GOAL OF THE EXERCISE
Copy, from the entries below, each line where the word "Super" can be found.

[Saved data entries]

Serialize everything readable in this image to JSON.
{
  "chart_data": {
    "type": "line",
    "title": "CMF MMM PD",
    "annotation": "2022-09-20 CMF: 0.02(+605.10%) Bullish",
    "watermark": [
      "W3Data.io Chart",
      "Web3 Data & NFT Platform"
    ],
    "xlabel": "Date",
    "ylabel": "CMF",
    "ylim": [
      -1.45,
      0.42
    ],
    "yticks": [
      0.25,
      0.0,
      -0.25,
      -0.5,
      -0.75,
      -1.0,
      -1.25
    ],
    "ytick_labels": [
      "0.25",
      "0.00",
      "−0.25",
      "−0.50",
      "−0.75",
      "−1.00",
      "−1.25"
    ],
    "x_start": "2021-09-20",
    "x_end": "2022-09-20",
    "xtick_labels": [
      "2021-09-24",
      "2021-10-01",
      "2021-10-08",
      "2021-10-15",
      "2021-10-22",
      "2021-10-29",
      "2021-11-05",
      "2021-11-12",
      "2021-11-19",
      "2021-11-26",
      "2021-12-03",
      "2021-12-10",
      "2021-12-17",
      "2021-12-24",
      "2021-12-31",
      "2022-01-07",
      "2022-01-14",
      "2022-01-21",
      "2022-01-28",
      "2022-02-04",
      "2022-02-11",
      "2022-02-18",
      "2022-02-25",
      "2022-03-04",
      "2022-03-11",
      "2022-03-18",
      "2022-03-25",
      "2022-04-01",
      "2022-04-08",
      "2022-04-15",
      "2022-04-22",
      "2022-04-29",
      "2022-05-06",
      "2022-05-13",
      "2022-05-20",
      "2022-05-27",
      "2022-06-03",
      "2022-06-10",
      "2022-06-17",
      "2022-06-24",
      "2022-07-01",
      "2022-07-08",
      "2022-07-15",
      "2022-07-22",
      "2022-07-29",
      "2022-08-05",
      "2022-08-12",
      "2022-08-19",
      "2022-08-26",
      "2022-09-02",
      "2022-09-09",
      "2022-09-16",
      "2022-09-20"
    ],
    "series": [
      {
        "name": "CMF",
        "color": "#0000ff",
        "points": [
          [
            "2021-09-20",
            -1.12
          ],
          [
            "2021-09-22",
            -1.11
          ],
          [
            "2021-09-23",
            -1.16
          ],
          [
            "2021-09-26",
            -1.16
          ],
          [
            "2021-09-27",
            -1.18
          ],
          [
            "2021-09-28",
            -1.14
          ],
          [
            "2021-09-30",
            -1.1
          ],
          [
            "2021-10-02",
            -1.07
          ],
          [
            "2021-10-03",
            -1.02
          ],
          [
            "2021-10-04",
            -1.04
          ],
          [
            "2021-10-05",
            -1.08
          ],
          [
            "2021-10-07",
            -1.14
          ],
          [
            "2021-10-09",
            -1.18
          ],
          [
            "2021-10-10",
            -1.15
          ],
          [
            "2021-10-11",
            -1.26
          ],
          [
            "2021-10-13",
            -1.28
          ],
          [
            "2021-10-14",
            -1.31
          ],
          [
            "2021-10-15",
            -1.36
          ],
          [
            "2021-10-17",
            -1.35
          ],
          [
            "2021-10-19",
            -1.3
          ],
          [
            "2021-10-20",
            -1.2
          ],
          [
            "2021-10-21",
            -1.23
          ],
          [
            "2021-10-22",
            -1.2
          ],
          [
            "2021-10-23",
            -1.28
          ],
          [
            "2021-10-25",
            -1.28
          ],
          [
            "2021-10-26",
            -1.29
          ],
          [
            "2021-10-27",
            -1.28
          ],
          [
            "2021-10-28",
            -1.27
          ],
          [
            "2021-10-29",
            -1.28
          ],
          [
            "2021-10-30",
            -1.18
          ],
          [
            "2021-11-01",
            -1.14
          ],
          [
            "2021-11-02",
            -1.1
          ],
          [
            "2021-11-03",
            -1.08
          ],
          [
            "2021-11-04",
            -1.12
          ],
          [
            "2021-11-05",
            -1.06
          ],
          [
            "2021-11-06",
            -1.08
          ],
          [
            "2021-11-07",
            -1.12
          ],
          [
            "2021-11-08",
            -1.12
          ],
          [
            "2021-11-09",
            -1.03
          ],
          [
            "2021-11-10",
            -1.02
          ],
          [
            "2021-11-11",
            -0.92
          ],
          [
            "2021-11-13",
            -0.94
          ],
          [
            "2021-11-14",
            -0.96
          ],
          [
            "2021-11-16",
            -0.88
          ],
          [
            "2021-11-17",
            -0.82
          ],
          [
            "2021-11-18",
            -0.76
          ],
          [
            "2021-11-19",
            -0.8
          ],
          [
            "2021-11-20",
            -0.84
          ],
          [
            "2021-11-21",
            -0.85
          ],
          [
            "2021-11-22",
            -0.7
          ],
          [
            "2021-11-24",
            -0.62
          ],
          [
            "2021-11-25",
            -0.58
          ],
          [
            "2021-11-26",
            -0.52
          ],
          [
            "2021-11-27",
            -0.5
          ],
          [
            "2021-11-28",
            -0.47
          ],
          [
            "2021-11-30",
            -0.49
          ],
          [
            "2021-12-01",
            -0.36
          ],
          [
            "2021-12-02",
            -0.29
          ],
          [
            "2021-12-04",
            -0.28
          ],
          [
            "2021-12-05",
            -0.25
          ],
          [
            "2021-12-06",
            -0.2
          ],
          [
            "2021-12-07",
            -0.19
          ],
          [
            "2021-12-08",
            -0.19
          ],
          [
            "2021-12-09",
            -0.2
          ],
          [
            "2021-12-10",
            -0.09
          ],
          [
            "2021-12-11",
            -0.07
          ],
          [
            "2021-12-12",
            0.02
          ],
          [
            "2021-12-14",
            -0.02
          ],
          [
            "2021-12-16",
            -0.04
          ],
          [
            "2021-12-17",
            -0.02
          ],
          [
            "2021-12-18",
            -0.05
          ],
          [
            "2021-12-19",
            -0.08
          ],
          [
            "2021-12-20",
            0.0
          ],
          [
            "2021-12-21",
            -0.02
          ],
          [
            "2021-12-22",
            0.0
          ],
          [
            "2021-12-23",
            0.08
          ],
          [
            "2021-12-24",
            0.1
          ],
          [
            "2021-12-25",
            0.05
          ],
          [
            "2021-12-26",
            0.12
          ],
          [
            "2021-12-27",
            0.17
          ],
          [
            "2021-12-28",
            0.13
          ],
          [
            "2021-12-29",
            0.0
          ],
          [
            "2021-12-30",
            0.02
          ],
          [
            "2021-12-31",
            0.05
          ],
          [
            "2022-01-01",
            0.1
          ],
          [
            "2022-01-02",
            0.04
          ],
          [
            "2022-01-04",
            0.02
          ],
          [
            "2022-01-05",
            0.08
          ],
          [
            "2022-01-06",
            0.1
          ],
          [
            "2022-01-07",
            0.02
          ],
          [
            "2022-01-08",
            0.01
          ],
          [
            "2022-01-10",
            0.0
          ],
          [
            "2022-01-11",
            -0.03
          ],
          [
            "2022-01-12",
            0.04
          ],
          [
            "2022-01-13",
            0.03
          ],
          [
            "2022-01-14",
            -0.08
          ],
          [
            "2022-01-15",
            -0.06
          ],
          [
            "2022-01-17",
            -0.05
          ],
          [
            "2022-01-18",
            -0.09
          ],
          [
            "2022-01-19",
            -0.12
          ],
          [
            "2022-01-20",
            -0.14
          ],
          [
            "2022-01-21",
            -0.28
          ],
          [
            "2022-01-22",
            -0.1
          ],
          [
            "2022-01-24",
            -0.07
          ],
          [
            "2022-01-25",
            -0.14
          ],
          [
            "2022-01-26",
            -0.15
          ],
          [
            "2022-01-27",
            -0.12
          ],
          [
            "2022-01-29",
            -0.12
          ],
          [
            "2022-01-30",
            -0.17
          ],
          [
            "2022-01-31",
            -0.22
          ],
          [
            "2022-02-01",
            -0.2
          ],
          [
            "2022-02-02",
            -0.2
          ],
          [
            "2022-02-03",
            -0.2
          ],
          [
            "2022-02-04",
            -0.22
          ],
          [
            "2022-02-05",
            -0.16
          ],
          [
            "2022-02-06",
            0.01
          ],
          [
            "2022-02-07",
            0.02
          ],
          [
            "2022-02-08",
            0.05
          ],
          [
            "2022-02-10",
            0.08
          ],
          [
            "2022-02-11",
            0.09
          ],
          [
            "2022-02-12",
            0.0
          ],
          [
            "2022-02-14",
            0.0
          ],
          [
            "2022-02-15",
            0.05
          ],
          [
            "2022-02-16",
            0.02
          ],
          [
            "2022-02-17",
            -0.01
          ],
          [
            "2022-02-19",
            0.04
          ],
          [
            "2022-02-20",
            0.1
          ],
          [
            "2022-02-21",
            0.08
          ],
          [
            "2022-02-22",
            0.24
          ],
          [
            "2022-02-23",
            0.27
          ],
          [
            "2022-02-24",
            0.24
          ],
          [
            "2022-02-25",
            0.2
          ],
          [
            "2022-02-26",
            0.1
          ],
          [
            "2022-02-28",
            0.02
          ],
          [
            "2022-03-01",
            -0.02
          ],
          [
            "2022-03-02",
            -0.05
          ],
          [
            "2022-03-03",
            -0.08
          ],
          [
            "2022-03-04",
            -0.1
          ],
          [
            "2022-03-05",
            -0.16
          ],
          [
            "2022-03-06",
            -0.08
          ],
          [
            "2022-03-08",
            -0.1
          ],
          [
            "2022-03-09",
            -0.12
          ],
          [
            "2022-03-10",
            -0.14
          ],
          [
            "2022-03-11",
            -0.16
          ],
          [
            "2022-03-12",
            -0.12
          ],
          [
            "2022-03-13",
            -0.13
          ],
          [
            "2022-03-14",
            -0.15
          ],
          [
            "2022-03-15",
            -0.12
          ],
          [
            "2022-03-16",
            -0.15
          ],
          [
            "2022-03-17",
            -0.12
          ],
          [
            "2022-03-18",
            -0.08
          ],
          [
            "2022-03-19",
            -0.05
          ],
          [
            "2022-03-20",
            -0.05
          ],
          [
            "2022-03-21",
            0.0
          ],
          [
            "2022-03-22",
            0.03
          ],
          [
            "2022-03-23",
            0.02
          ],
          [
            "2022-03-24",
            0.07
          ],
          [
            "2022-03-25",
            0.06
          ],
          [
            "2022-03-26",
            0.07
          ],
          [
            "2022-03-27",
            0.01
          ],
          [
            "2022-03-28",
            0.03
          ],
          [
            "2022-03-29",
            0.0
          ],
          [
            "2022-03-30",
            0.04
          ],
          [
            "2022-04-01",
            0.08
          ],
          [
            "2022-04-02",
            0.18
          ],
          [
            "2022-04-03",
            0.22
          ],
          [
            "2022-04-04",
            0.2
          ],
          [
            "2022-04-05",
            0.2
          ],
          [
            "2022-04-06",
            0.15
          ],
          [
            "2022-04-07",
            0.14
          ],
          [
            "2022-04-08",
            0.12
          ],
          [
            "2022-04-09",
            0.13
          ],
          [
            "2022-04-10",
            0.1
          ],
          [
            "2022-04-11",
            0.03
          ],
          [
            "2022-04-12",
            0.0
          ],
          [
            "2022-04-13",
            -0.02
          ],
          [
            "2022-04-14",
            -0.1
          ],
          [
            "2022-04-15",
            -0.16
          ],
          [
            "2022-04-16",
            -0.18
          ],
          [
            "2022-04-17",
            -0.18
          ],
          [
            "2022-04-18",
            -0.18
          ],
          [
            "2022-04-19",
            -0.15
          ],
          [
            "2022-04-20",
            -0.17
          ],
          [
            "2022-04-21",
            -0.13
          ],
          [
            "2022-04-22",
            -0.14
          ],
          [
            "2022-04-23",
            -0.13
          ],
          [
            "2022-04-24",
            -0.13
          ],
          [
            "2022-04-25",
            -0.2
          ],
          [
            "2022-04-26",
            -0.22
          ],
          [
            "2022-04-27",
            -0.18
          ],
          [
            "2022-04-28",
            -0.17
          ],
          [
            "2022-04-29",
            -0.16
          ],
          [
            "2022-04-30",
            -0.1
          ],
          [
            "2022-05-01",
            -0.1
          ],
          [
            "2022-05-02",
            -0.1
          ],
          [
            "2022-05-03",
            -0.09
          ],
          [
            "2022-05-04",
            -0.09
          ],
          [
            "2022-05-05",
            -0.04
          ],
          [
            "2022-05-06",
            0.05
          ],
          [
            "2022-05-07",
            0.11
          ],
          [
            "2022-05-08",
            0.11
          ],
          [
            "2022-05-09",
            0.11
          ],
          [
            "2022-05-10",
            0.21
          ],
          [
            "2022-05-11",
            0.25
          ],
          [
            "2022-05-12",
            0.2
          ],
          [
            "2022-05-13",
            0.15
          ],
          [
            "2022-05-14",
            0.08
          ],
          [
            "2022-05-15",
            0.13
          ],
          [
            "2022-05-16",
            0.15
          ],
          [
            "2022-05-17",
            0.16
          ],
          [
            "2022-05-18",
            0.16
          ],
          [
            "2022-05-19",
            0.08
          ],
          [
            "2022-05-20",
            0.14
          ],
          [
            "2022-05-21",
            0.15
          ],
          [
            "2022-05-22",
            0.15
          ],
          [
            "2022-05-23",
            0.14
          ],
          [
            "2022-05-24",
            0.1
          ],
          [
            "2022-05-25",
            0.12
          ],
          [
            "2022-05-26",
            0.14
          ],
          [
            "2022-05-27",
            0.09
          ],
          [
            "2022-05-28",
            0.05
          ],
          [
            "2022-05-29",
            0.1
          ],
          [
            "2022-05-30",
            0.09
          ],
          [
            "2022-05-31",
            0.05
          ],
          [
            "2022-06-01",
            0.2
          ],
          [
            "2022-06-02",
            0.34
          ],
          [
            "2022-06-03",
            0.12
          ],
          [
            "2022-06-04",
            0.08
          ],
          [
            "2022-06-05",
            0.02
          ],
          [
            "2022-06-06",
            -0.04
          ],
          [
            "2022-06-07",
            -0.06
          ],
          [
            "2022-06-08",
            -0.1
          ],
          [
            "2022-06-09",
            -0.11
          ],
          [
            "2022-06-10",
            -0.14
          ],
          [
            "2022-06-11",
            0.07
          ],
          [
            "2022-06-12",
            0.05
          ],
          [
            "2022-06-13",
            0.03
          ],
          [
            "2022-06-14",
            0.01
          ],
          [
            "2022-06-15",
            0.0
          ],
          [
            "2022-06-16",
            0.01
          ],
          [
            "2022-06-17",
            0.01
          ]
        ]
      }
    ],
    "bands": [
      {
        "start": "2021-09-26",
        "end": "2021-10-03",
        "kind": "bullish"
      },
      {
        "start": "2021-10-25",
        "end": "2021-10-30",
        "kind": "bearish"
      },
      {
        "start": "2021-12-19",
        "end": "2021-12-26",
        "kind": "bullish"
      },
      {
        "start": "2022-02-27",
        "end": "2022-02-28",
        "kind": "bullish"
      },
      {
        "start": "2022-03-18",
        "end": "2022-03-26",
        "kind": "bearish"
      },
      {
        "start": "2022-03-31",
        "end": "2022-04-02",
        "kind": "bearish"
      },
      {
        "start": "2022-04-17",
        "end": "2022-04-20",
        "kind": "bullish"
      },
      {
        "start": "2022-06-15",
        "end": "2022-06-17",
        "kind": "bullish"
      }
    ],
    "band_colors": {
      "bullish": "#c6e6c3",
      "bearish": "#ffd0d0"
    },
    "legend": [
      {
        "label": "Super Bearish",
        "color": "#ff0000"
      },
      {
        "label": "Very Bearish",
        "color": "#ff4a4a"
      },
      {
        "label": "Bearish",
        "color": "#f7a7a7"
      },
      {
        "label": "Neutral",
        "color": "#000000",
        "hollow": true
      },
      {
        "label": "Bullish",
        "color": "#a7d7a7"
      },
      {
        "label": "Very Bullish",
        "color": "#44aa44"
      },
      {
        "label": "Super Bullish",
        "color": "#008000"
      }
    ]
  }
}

SOLUTION FOR THIS PROBLEM
        "label": "Super Bearish",
        "label": "Super Bullish",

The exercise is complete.